* begin Materials provided *
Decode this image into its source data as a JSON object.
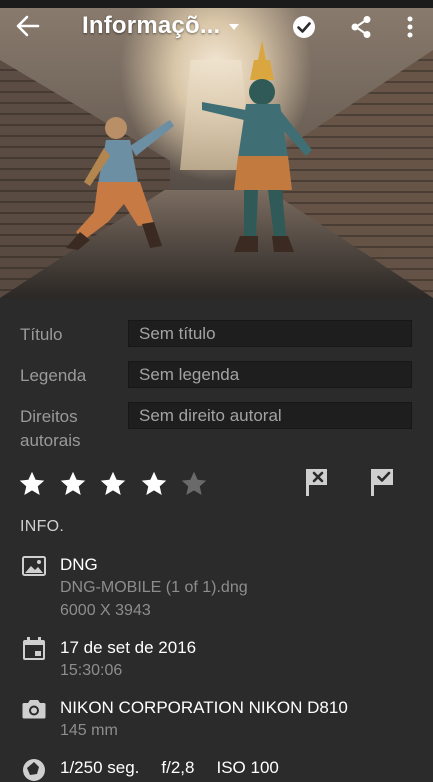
{
  "header": {
    "title": "Informaçõ...",
    "icons": {
      "back": "arrow-left-icon",
      "dropdown": "caret-down-icon",
      "apply": "check-circle-icon",
      "share": "share-icon",
      "more": "more-vertical-icon"
    }
  },
  "fields": [
    {
      "label": "Título",
      "placeholder": "Sem título"
    },
    {
      "label": "Legenda",
      "placeholder": "Sem legenda"
    },
    {
      "label": "Direitos autorais",
      "placeholder": "Sem direito autoral"
    }
  ],
  "rating": {
    "value": 4,
    "max": 5,
    "star_color": "#ffffff",
    "empty_color": "#6a6a6a"
  },
  "flags": {
    "reject": "flag-reject-icon",
    "pick": "flag-pick-icon"
  },
  "info": {
    "section_title": "INFO.",
    "file": {
      "type": "DNG",
      "name": "DNG-MOBILE (1 of 1).dng",
      "dimensions": "6000 X 3943"
    },
    "date": {
      "date": "17 de set de 2016",
      "time": "15:30:06"
    },
    "camera": {
      "model": "NIKON CORPORATION NIKON D810",
      "focal_length": "145 mm"
    },
    "exposure": {
      "shutter": "1/250 seg.",
      "aperture": "f/2,8",
      "iso": "ISO 100"
    }
  }
}
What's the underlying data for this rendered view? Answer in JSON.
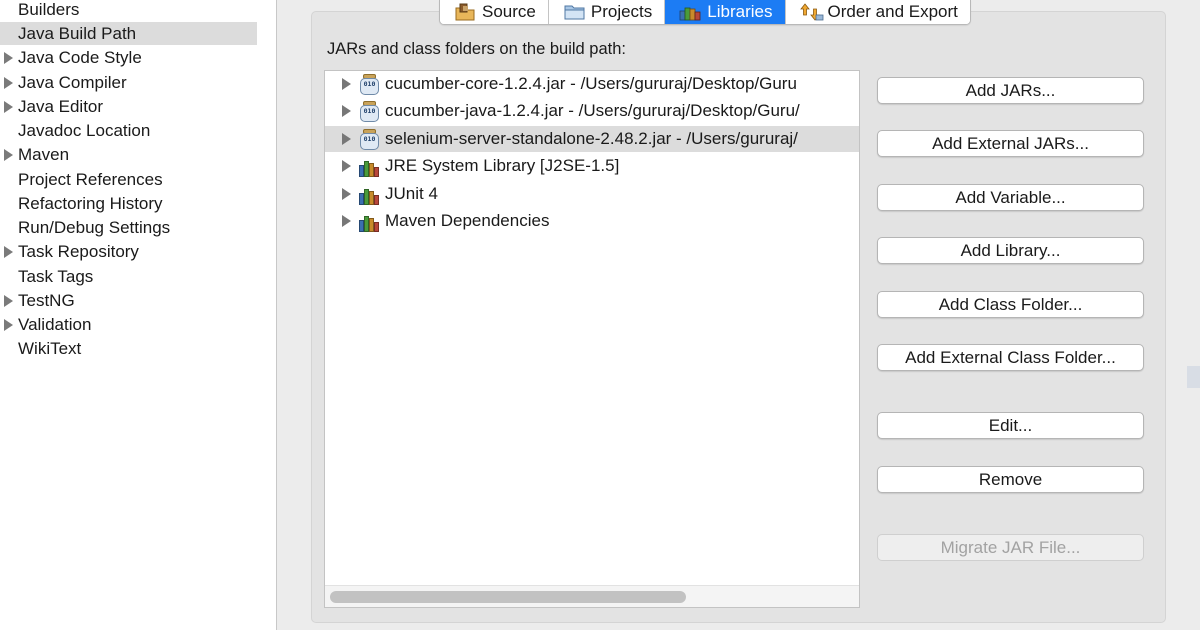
* end Materials provided *
• _The request_: Repeat each record exactly, with the pictures left out.

• _Result of the task_:
Decode this image into its source data as a JSON object.
{
  "header": {
    "title": "Informaçõ...",
    "icons": {
      "back": "arrow-left-icon",
      "dropdown": "caret-down-icon",
      "apply": "check-circle-icon",
      "share": "share-icon",
      "more": "more-vertical-icon"
    }
  },
  "fields": [
    {
      "label": "Título",
      "placeholder": "Sem título"
    },
    {
      "label": "Legenda",
      "placeholder": "Sem legenda"
    },
    {
      "label": "Direitos autorais",
      "placeholder": "Sem direito autoral"
    }
  ],
  "rating": {
    "value": 4,
    "max": 5,
    "star_color": "#ffffff",
    "empty_color": "#6a6a6a"
  },
  "flags": {
    "reject": "flag-reject-icon",
    "pick": "flag-pick-icon"
  },
  "info": {
    "section_title": "INFO.",
    "file": {
      "type": "DNG",
      "name": "DNG-MOBILE (1 of 1).dng",
      "dimensions": "6000 X 3943"
    },
    "date": {
      "date": "17 de set de 2016",
      "time": "15:30:06"
    },
    "camera": {
      "model": "NIKON CORPORATION NIKON D810",
      "focal_length": "145 mm"
    },
    "exposure": {
      "shutter": "1/250 seg.",
      "aperture": "f/2,8",
      "iso": "ISO 100"
    }
  }
}
What's the underlying data for this rendered view? Answer in JSON.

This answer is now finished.